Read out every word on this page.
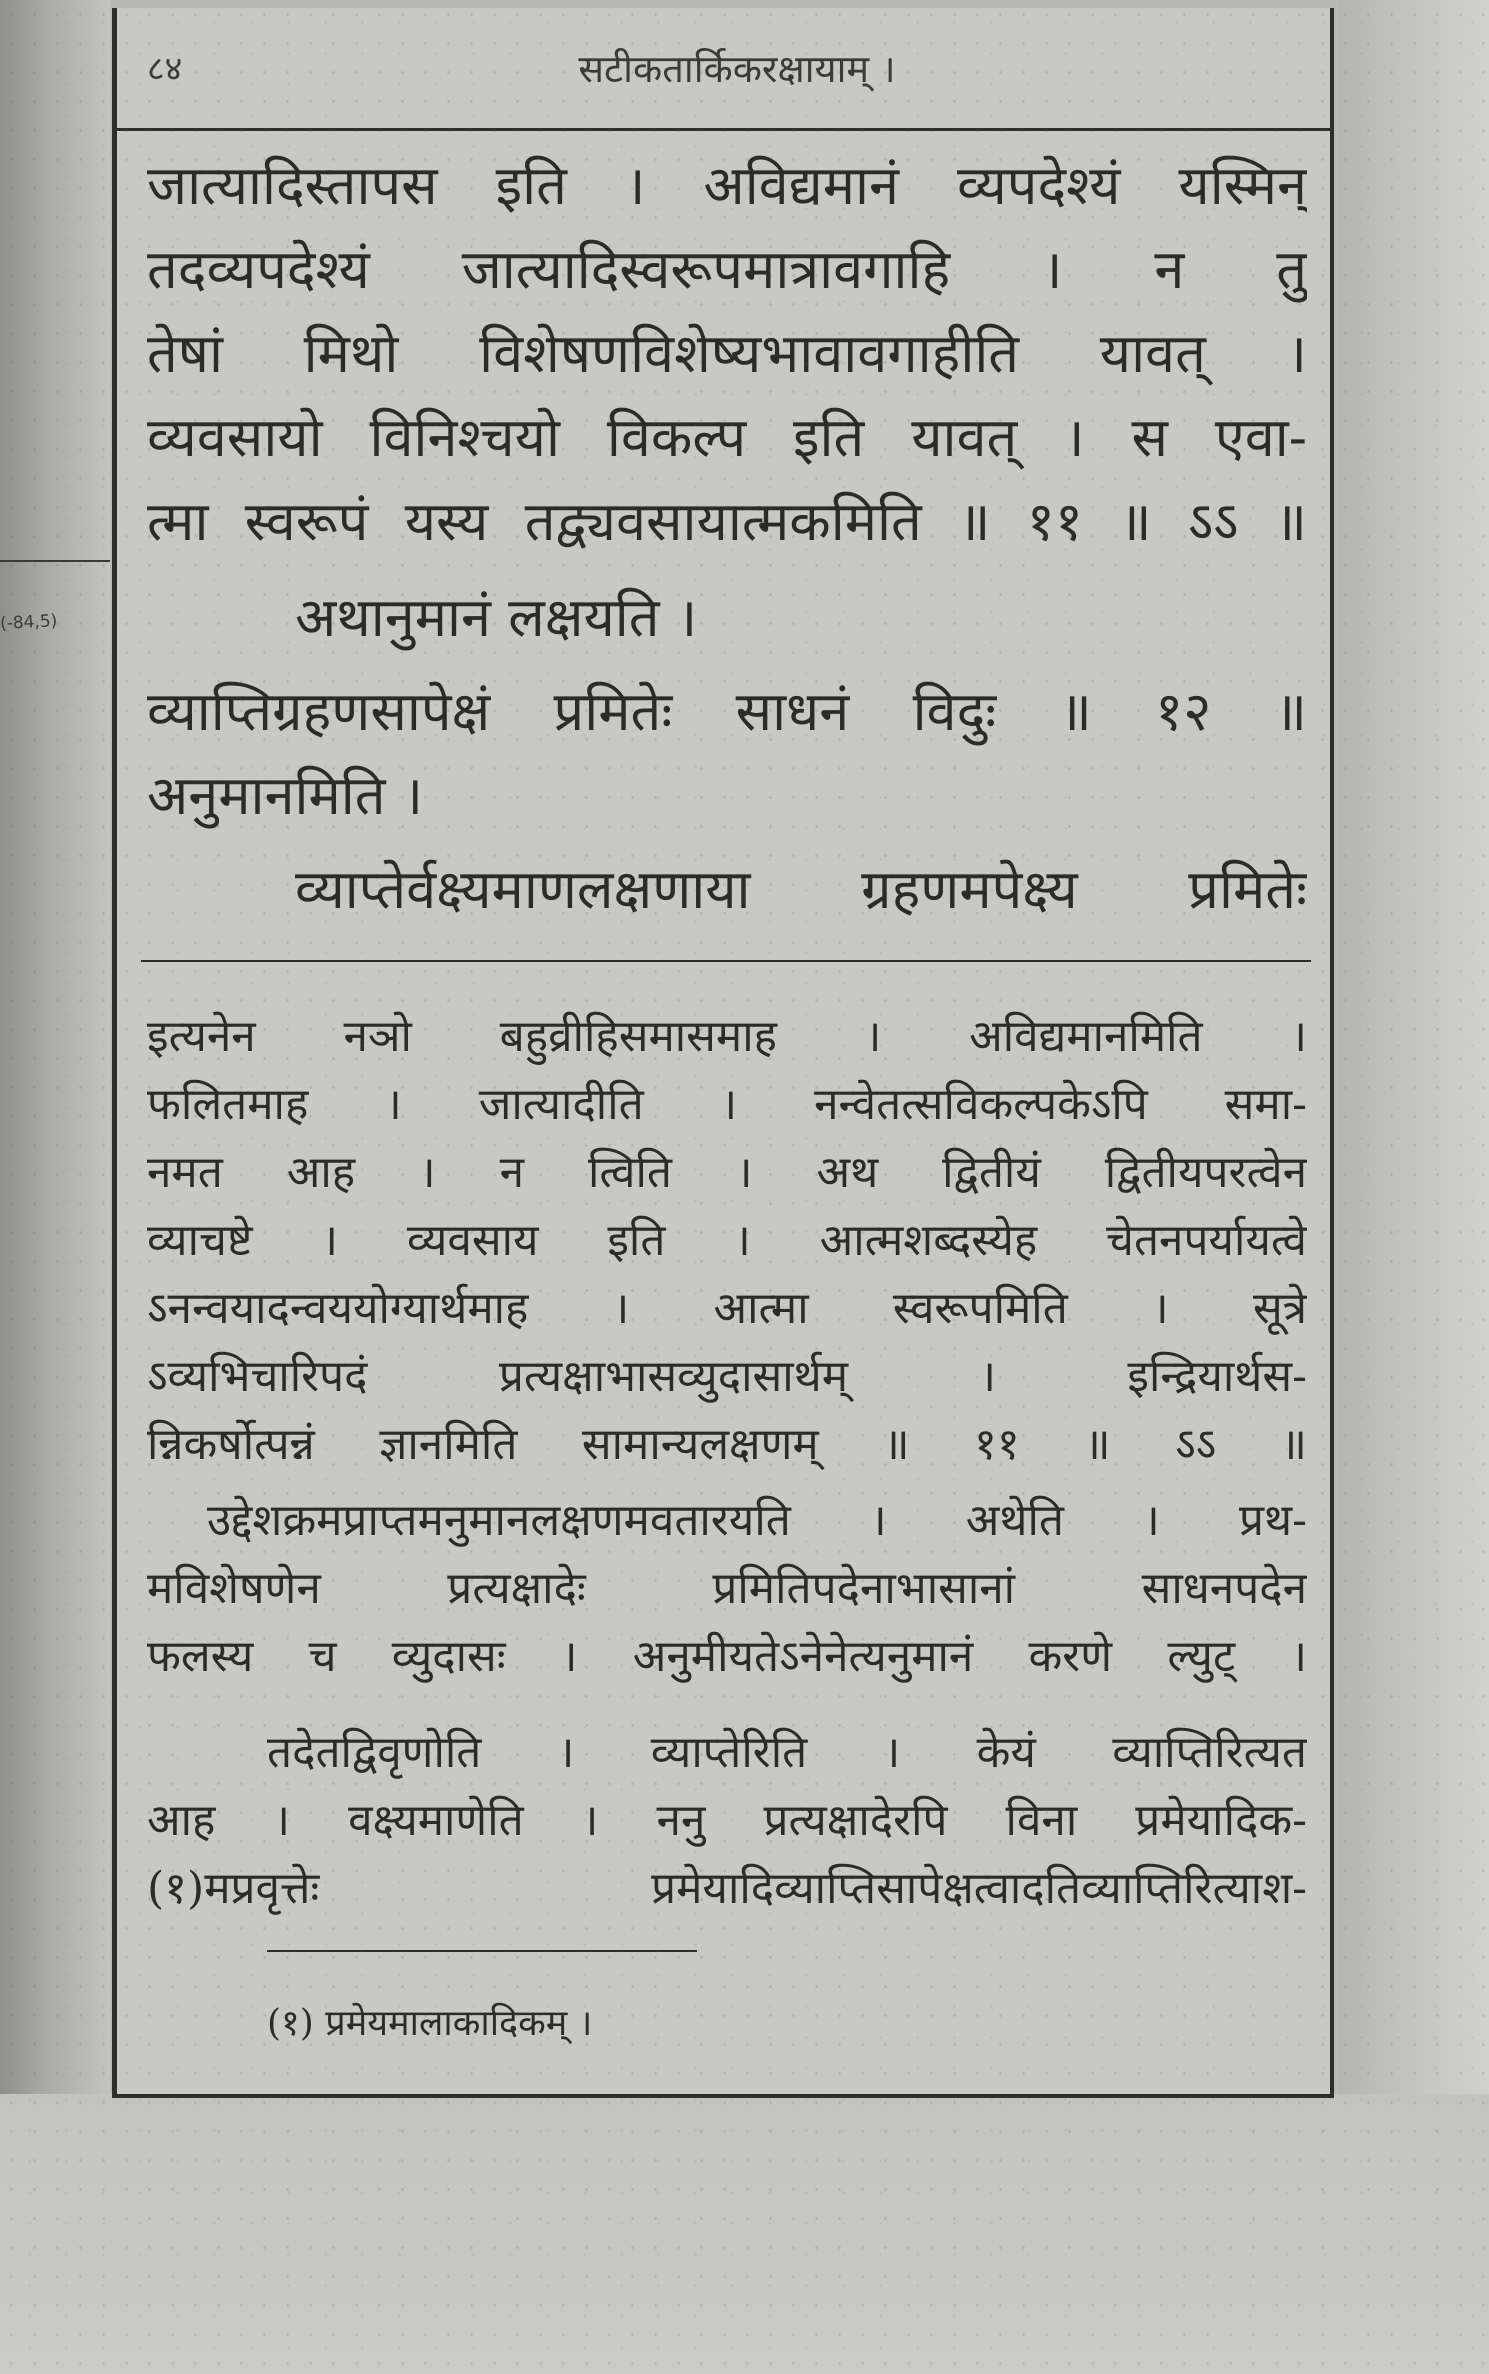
(-84,5)
८४	सटीकतार्किकरक्षायाम् ।

जात्यादिस्तापस इति । अविद्यमानं व्यपदेश्यं यस्मिन्

तदव्यपदेश्यं जात्यादिस्वरूपमात्रावगाहि । न तु

तेषां मिथो विशेषणविशेष्यभावावगाहीति यावत् ।

व्यवसायो विनिश्चयो विकल्प इति यावत् । स एवा-

त्मा स्वरूपं यस्य तद्व्यवसायात्मकमिति ॥ ११ ॥ ऽऽ ॥

अथानुमानं लक्षयति ।

व्याप्तिग्रहणसापेक्षं प्रमितेः साधनं विदुः ॥ १२ ॥

अनुमानमिति ।

व्याप्तेर्वक्ष्यमाणलक्षणाया ग्रहणमपेक्ष्य प्रमितेः

इत्यनेन नञो बहुव्रीहिसमासमाह । अविद्यमानमिति ।

फलितमाह । जात्यादीति । नन्वेतत्सविकल्पकेऽपि समा-

नमत आह । न त्विति । अथ द्वितीयं द्वितीयपरत्वेन

व्याचष्टे । व्यवसाय इति । आत्मशब्दस्येह चेतनपर्यायत्वे

ऽनन्वयादन्वययोग्यार्थमाह । आत्मा स्वरूपमिति । सूत्रे

ऽव्यभिचारिपदं प्रत्यक्षाभासव्युदासार्थम् । इन्द्रियार्थस-

न्निकर्षोत्पन्नं ज्ञानमिति सामान्यलक्षणम् ॥ ११ ॥ ऽऽ ॥

उद्देशक्रमप्राप्तमनुमानलक्षणमवतारयति । अथेति । प्रथ-

मविशेषणेन प्रत्यक्षादेः प्रमितिपदेनाभासानां साधनपदेन

फलस्य च व्युदासः । अनुमीयतेऽनेनेत्यनुमानं करणे ल्युट् ।

तदेतद्विवृणोति । व्याप्तेरिति । केयं व्याप्तिरित्यत

आह । वक्ष्यमाणेति । ननु प्रत्यक्षादेरपि विना प्रमेयादिक-

(१)मप्रवृत्तेः प्रमेयादिव्याप्तिसापेक्षत्वादतिव्याप्तिरित्याश-

(१) प्रमेयमालाकादिकम् ।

## Written exercise
Every record is to be reproduced exactly, with no pictures included.

## Exercise response
Read out every word on this page.
(-84,5)
८४	सटीकतार्किकरक्षायाम् ।

जात्यादिस्तापस इति । अविद्यमानं व्यपदेश्यं यस्मिन्

तदव्यपदेश्यं जात्यादिस्वरूपमात्रावगाहि । न तु

तेषां मिथो विशेषणविशेष्यभावावगाहीति यावत् ।

व्यवसायो विनिश्चयो विकल्प इति यावत् । स एवा-

त्मा स्वरूपं यस्य तद्व्यवसायात्मकमिति ॥ ११ ॥ ऽऽ ॥

अथानुमानं लक्षयति ।

व्याप्तिग्रहणसापेक्षं प्रमितेः साधनं विदुः ॥ १२ ॥

अनुमानमिति ।

व्याप्तेर्वक्ष्यमाणलक्षणाया ग्रहणमपेक्ष्य प्रमितेः

इत्यनेन नञो बहुव्रीहिसमासमाह । अविद्यमानमिति ।

फलितमाह । जात्यादीति । नन्वेतत्सविकल्पकेऽपि समा-

नमत आह । न त्विति । अथ द्वितीयं द्वितीयपरत्वेन

व्याचष्टे । व्यवसाय इति । आत्मशब्दस्येह चेतनपर्यायत्वे

ऽनन्वयादन्वययोग्यार्थमाह । आत्मा स्वरूपमिति । सूत्रे

ऽव्यभिचारिपदं प्रत्यक्षाभासव्युदासार्थम् । इन्द्रियार्थस-

न्निकर्षोत्पन्नं ज्ञानमिति सामान्यलक्षणम् ॥ ११ ॥ ऽऽ ॥

उद्देशक्रमप्राप्तमनुमानलक्षणमवतारयति । अथेति । प्रथ-

मविशेषणेन प्रत्यक्षादेः प्रमितिपदेनाभासानां साधनपदेन

फलस्य च व्युदासः । अनुमीयतेऽनेनेत्यनुमानं करणे ल्युट् ।

तदेतद्विवृणोति । व्याप्तेरिति । केयं व्याप्तिरित्यत

आह । वक्ष्यमाणेति । ननु प्रत्यक्षादेरपि विना प्रमेयादिक-

(१)मप्रवृत्तेः प्रमेयादिव्याप्तिसापेक्षत्वादतिव्याप्तिरित्याश-

(१) प्रमेयमालाकादिकम् ।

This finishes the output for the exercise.